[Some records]
■ ■ ■ ■ ■ ■ ■

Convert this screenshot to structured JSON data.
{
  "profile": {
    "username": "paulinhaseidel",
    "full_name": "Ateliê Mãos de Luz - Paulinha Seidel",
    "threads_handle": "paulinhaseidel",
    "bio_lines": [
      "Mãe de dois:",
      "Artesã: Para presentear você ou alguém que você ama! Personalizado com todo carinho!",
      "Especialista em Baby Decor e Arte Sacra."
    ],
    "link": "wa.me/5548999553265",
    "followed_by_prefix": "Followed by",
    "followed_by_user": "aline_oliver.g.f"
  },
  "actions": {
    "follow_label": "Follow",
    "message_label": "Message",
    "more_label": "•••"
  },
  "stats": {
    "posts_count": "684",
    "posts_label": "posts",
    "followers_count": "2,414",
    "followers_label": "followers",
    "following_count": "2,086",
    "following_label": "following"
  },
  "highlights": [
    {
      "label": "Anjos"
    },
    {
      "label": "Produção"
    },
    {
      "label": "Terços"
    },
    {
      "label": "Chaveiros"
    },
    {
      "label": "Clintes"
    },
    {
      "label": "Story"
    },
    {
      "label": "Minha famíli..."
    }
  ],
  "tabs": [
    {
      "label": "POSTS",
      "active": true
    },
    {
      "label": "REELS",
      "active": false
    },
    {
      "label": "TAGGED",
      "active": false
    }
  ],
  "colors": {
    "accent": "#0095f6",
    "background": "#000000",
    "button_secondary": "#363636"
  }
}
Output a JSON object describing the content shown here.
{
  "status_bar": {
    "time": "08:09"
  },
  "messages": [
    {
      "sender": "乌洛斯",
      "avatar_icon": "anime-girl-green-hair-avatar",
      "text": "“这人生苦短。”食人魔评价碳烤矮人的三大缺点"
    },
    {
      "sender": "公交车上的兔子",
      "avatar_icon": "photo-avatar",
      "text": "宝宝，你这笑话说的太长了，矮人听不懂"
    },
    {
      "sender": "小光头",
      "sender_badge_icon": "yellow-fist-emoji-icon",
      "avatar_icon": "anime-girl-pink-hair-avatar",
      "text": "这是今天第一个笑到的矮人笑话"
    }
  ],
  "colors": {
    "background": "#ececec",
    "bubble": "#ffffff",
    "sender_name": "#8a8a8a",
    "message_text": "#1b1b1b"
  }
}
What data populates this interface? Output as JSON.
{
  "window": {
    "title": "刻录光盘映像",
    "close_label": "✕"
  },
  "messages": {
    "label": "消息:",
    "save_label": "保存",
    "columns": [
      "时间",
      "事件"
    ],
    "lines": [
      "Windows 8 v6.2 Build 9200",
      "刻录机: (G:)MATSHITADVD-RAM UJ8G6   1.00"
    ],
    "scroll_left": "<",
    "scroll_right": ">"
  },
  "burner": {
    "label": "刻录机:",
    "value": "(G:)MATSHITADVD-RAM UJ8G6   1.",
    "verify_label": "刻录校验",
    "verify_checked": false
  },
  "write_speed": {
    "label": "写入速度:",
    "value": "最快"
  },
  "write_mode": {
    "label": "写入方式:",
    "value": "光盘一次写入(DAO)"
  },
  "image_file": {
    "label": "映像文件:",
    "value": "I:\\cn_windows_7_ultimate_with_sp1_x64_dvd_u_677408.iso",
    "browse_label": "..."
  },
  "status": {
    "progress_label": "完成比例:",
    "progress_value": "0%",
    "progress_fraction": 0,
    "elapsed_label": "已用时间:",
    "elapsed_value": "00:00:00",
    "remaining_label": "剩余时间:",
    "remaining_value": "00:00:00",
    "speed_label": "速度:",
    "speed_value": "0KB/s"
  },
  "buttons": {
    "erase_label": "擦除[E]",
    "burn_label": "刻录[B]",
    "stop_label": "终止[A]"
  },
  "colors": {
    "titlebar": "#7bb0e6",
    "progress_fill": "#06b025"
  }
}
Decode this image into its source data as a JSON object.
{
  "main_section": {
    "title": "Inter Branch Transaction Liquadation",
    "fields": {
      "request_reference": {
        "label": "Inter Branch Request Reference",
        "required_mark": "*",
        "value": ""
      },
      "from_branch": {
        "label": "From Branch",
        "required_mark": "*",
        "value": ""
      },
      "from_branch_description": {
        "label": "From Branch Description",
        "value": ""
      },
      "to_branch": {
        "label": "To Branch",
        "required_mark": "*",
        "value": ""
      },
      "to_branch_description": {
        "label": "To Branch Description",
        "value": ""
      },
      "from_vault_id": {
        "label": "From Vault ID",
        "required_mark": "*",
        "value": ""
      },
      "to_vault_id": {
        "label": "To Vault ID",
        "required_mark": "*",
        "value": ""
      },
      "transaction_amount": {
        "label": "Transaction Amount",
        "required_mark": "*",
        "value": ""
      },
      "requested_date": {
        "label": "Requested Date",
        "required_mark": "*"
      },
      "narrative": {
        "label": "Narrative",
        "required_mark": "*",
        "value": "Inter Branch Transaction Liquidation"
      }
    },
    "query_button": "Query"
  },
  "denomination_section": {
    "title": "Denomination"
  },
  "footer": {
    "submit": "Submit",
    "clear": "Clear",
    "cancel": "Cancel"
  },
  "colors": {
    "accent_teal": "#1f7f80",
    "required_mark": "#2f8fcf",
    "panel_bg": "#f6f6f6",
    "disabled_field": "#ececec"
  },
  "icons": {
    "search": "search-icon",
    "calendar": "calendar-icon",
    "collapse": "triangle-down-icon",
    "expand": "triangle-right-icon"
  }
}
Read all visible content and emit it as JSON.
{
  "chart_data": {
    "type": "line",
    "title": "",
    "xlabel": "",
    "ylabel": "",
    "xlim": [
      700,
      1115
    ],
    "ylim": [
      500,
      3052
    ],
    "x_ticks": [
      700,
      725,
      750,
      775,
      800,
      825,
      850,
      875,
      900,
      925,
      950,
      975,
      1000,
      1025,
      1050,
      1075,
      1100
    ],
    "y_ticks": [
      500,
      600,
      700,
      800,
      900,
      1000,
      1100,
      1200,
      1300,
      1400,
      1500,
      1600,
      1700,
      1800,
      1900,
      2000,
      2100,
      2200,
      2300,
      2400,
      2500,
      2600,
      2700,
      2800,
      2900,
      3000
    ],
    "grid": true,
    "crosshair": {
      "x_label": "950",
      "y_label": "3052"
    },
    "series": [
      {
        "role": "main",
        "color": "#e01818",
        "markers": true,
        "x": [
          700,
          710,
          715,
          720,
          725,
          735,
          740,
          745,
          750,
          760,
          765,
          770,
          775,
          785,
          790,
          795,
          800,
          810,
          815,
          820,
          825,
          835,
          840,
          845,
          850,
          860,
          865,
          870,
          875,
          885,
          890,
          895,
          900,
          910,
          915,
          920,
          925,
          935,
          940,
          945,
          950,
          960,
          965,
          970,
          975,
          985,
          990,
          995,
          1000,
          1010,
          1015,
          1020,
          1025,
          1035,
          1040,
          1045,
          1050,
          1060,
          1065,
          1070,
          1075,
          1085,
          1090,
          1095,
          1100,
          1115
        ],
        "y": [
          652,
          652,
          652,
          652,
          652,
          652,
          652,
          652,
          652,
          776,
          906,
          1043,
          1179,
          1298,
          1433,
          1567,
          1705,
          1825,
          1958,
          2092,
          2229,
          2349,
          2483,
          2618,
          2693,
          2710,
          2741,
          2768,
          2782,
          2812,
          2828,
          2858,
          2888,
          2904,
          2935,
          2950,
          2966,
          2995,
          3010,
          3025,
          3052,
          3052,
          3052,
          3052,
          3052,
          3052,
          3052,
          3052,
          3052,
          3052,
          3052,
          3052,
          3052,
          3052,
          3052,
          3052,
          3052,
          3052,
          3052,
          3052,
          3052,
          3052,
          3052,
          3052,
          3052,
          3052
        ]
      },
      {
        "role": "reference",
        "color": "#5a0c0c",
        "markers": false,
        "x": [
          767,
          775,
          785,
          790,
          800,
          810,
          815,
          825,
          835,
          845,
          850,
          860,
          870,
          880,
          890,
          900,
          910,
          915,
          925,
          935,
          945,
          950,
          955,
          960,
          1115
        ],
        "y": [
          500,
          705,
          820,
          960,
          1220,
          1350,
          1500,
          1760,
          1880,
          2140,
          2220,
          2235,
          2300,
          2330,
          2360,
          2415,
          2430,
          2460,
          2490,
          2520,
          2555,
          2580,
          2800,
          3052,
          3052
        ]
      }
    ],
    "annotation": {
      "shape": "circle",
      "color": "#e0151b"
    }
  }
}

■ ■ ■ ■ ■ ■ ■

REQUIREMENT
State only how many lines in the material include "ececec".

SOLUTION FOR THIS TASK
2